Provided records ::

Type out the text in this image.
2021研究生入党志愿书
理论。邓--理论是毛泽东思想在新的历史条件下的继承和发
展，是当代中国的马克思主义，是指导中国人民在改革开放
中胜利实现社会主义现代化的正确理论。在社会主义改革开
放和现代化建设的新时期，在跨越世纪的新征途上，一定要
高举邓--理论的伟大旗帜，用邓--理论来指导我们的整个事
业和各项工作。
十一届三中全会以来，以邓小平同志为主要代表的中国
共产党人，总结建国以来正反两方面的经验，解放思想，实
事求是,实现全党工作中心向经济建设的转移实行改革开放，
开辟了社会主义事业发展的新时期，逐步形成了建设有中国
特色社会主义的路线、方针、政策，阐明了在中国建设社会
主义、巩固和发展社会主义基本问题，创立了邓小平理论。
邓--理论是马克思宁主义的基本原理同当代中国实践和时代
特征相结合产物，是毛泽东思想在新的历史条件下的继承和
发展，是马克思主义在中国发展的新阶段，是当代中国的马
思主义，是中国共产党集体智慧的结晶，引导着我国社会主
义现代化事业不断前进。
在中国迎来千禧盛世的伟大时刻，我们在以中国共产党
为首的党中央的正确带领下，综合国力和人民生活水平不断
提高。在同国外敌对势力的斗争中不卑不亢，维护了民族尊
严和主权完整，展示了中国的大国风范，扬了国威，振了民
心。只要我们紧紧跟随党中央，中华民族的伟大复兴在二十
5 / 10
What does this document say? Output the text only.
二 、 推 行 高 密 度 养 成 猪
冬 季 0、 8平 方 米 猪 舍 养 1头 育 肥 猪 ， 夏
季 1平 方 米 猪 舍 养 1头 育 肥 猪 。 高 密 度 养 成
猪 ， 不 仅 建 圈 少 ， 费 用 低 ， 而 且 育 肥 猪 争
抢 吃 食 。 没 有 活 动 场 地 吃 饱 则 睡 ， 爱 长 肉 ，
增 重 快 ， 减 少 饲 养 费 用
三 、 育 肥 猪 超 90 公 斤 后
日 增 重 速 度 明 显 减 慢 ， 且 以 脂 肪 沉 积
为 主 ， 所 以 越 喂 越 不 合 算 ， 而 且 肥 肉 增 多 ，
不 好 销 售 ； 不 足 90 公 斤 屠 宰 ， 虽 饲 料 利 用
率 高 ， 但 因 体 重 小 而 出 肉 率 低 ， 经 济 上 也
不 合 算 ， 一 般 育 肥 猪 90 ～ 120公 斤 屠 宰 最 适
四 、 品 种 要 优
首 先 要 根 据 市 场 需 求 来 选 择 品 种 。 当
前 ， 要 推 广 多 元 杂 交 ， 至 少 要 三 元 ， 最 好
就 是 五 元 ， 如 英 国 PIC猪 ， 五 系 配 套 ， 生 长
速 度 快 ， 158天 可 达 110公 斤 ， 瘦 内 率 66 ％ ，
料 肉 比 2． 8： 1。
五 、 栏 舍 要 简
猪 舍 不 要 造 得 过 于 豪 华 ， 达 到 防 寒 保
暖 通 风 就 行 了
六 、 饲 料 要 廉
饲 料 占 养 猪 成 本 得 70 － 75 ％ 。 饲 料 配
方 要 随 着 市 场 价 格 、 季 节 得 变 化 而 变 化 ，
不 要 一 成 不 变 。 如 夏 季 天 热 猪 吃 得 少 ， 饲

What you should do :: In the listing, find every line containing the word "this" and list it.

Full response ::
Type out the text in this image.
What does this document say? Output the text only.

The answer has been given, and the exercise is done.